Give the listing again exactly, omitting its images.

Provided entries:
"""
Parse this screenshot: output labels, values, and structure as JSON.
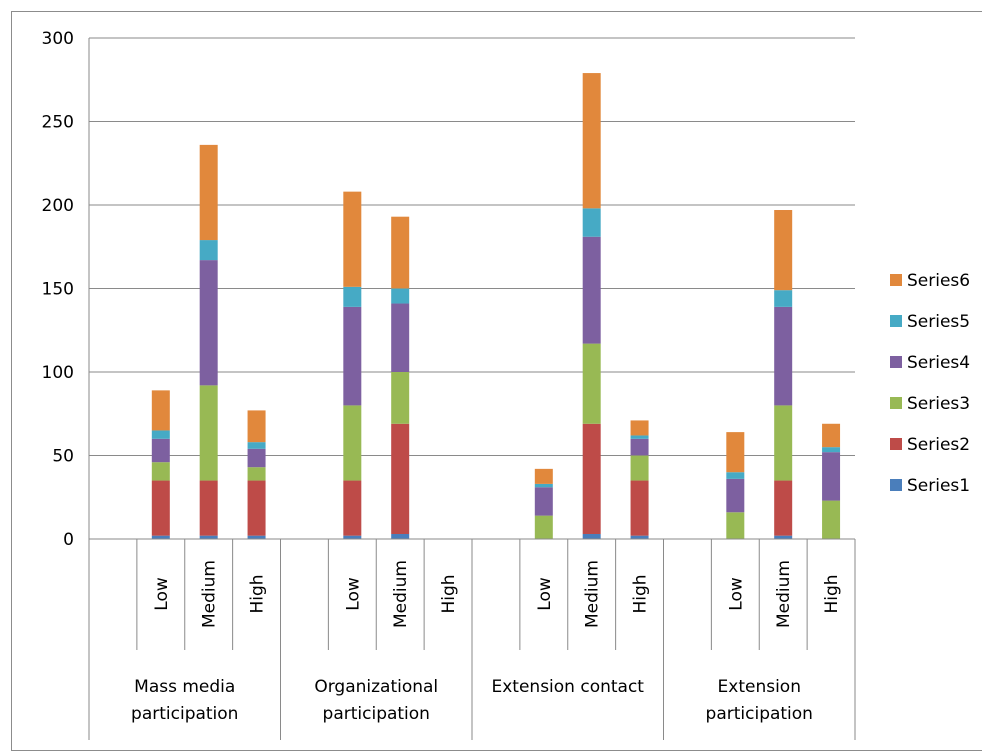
{
  "chart_data": {
    "type": "bar",
    "stacked": true,
    "title": "",
    "xlabel": "",
    "ylabel": "",
    "ylim": [
      0,
      300
    ],
    "yticks": [
      0,
      50,
      100,
      150,
      200,
      250,
      300
    ],
    "grid": true,
    "legend_position": "right",
    "groups": [
      {
        "label": "Mass media participation",
        "lines": [
          "Mass media",
          "participation"
        ],
        "categories": [
          "Low",
          "Medium",
          "High"
        ]
      },
      {
        "label": "Organizational participation",
        "lines": [
          "Organizational",
          "participation"
        ],
        "categories": [
          "Low",
          "Medium",
          "High"
        ]
      },
      {
        "label": "Extension contact",
        "lines": [
          "Extension contact"
        ],
        "categories": [
          "Low",
          "Medium",
          "High"
        ]
      },
      {
        "label": "Extension participation",
        "lines": [
          "Extension",
          "participation"
        ],
        "categories": [
          "Low",
          "Medium",
          "High"
        ]
      }
    ],
    "series": [
      {
        "name": "Series1",
        "color": "#4a7ebb",
        "values": [
          2,
          2,
          2,
          2,
          3,
          0,
          0,
          3,
          2,
          0,
          2,
          0
        ]
      },
      {
        "name": "Series2",
        "color": "#be4b48",
        "values": [
          33,
          33,
          33,
          33,
          66,
          0,
          0,
          66,
          33,
          0,
          33,
          0
        ]
      },
      {
        "name": "Series3",
        "color": "#98b954",
        "values": [
          11,
          57,
          8,
          45,
          31,
          0,
          14,
          48,
          15,
          16,
          45,
          23
        ]
      },
      {
        "name": "Series4",
        "color": "#7d60a0",
        "values": [
          14,
          75,
          11,
          59,
          41,
          0,
          17,
          64,
          10,
          20,
          59,
          29
        ]
      },
      {
        "name": "Series5",
        "color": "#46aac5",
        "values": [
          5,
          12,
          4,
          12,
          9,
          0,
          2,
          17,
          2,
          4,
          10,
          3
        ]
      },
      {
        "name": "Series6",
        "color": "#e1883c",
        "values": [
          24,
          57,
          19,
          57,
          43,
          0,
          9,
          81,
          9,
          24,
          48,
          14
        ]
      }
    ]
  }
}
"""
Response to this exercise:
Parse this screenshot: output labels, values, and structure as JSON.
{
  "chart_data": {
    "type": "bar",
    "stacked": true,
    "title": "",
    "xlabel": "",
    "ylabel": "",
    "ylim": [
      0,
      300
    ],
    "yticks": [
      0,
      50,
      100,
      150,
      200,
      250,
      300
    ],
    "grid": true,
    "legend_position": "right",
    "groups": [
      {
        "label": "Mass media participation",
        "lines": [
          "Mass media",
          "participation"
        ],
        "categories": [
          "Low",
          "Medium",
          "High"
        ]
      },
      {
        "label": "Organizational participation",
        "lines": [
          "Organizational",
          "participation"
        ],
        "categories": [
          "Low",
          "Medium",
          "High"
        ]
      },
      {
        "label": "Extension contact",
        "lines": [
          "Extension contact"
        ],
        "categories": [
          "Low",
          "Medium",
          "High"
        ]
      },
      {
        "label": "Extension participation",
        "lines": [
          "Extension",
          "participation"
        ],
        "categories": [
          "Low",
          "Medium",
          "High"
        ]
      }
    ],
    "series": [
      {
        "name": "Series1",
        "color": "#4a7ebb",
        "values": [
          2,
          2,
          2,
          2,
          3,
          0,
          0,
          3,
          2,
          0,
          2,
          0
        ]
      },
      {
        "name": "Series2",
        "color": "#be4b48",
        "values": [
          33,
          33,
          33,
          33,
          66,
          0,
          0,
          66,
          33,
          0,
          33,
          0
        ]
      },
      {
        "name": "Series3",
        "color": "#98b954",
        "values": [
          11,
          57,
          8,
          45,
          31,
          0,
          14,
          48,
          15,
          16,
          45,
          23
        ]
      },
      {
        "name": "Series4",
        "color": "#7d60a0",
        "values": [
          14,
          75,
          11,
          59,
          41,
          0,
          17,
          64,
          10,
          20,
          59,
          29
        ]
      },
      {
        "name": "Series5",
        "color": "#46aac5",
        "values": [
          5,
          12,
          4,
          12,
          9,
          0,
          2,
          17,
          2,
          4,
          10,
          3
        ]
      },
      {
        "name": "Series6",
        "color": "#e1883c",
        "values": [
          24,
          57,
          19,
          57,
          43,
          0,
          9,
          81,
          9,
          24,
          48,
          14
        ]
      }
    ]
  }
}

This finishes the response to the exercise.